>> start

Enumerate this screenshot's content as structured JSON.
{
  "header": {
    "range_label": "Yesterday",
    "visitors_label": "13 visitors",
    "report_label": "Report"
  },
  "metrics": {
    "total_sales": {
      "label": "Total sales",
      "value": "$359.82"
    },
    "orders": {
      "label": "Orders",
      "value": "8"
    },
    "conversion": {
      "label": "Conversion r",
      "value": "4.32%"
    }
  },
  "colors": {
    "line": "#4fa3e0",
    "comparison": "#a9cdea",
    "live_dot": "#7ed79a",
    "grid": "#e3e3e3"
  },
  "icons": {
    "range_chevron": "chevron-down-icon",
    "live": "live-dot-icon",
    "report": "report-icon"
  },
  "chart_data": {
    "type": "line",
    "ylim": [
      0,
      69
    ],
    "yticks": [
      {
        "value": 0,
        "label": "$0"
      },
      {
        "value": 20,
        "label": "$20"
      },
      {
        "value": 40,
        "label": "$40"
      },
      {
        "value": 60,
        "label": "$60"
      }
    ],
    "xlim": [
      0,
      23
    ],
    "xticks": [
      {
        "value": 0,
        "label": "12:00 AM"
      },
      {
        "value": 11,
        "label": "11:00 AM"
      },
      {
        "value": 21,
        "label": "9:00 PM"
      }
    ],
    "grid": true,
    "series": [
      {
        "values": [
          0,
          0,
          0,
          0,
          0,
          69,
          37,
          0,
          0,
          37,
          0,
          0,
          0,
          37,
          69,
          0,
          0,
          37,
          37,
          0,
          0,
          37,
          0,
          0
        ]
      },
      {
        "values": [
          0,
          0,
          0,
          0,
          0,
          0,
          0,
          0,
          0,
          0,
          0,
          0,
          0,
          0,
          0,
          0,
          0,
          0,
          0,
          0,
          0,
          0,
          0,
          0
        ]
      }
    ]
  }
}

>> end

● **Exercise details**:
Restate the data above exactly, keeping each word as it stands.

● **Task answer**:
Enumerate this screenshot's content as structured JSON.
{
  "header": {
    "range_label": "Yesterday",
    "visitors_label": "13 visitors",
    "report_label": "Report"
  },
  "metrics": {
    "total_sales": {
      "label": "Total sales",
      "value": "$359.82"
    },
    "orders": {
      "label": "Orders",
      "value": "8"
    },
    "conversion": {
      "label": "Conversion r",
      "value": "4.32%"
    }
  },
  "colors": {
    "line": "#4fa3e0",
    "comparison": "#a9cdea",
    "live_dot": "#7ed79a",
    "grid": "#e3e3e3"
  },
  "icons": {
    "range_chevron": "chevron-down-icon",
    "live": "live-dot-icon",
    "report": "report-icon"
  },
  "chart_data": {
    "type": "line",
    "ylim": [
      0,
      69
    ],
    "yticks": [
      {
        "value": 0,
        "label": "$0"
      },
      {
        "value": 20,
        "label": "$20"
      },
      {
        "value": 40,
        "label": "$40"
      },
      {
        "value": 60,
        "label": "$60"
      }
    ],
    "xlim": [
      0,
      23
    ],
    "xticks": [
      {
        "value": 0,
        "label": "12:00 AM"
      },
      {
        "value": 11,
        "label": "11:00 AM"
      },
      {
        "value": 21,
        "label": "9:00 PM"
      }
    ],
    "grid": true,
    "series": [
      {
        "values": [
          0,
          0,
          0,
          0,
          0,
          69,
          37,
          0,
          0,
          37,
          0,
          0,
          0,
          37,
          69,
          0,
          0,
          37,
          37,
          0,
          0,
          37,
          0,
          0
        ]
      },
      {
        "values": [
          0,
          0,
          0,
          0,
          0,
          0,
          0,
          0,
          0,
          0,
          0,
          0,
          0,
          0,
          0,
          0,
          0,
          0,
          0,
          0,
          0,
          0,
          0,
          0
        ]
      }
    ]
  }
}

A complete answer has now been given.